**What to work on:** Reproduce the material below with "time-warp" replaced by "time-shift" throughout, leaving everything else unchanged and omitting the pictures.

━━ Material supplied

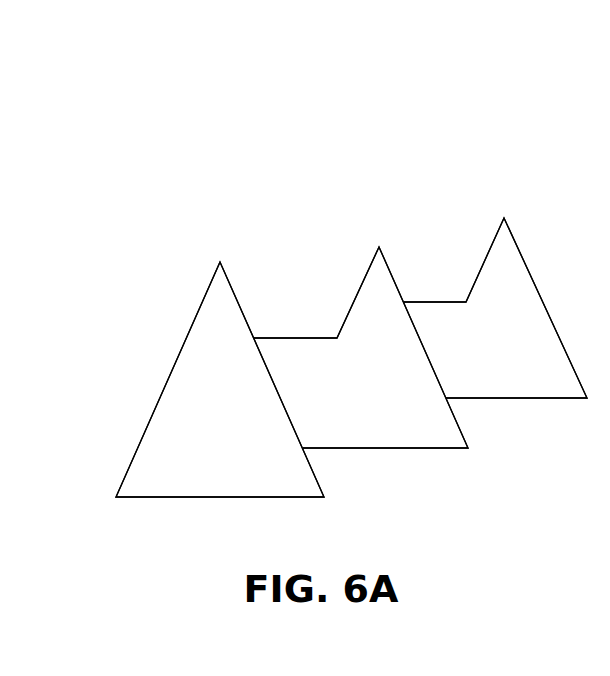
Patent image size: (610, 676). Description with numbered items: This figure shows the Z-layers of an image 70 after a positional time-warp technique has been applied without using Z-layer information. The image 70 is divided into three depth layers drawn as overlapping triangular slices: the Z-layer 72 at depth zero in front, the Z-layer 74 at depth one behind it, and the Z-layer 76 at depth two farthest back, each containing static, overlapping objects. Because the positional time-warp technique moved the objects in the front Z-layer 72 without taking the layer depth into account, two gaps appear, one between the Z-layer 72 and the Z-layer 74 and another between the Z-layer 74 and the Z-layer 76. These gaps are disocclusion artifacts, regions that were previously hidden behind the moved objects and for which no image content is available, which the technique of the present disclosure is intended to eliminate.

The image 70 is at (138, 93).
The Z-layer Z=0 72 is at (220, 286).
The Z-layer Z=1 74 is at (378, 289).
The Z-layer Z=2 76 is at (515, 262).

━━━━

**Task response:**
Patent image size: (610, 676). Description with numbered items: This figure shows the Z-layers of an image 70 after a positional time-shift technique has been applied without using Z-layer information. The image 70 is divided into three depth layers drawn as overlapping triangular slices: the Z-layer 72 at depth zero in front, the Z-layer 74 at depth one behind it, and the Z-layer 76 at depth two farthest back, each containing static, overlapping objects. Because the positional time-shift technique moved the objects in the front Z-layer 72 without taking the layer depth into account, two gaps appear, one between the Z-layer 72 and the Z-layer 74 and another between the Z-layer 74 and the Z-layer 76. These gaps are disocclusion artifacts, regions that were previously hidden behind the moved objects and for which no image content is available, which the technique of the present disclosure is intended to eliminate.

The image 70 is at (138, 93).
The Z-layer Z=0 72 is at (220, 286).
The Z-layer Z=1 74 is at (378, 289).
The Z-layer Z=2 76 is at (515, 262).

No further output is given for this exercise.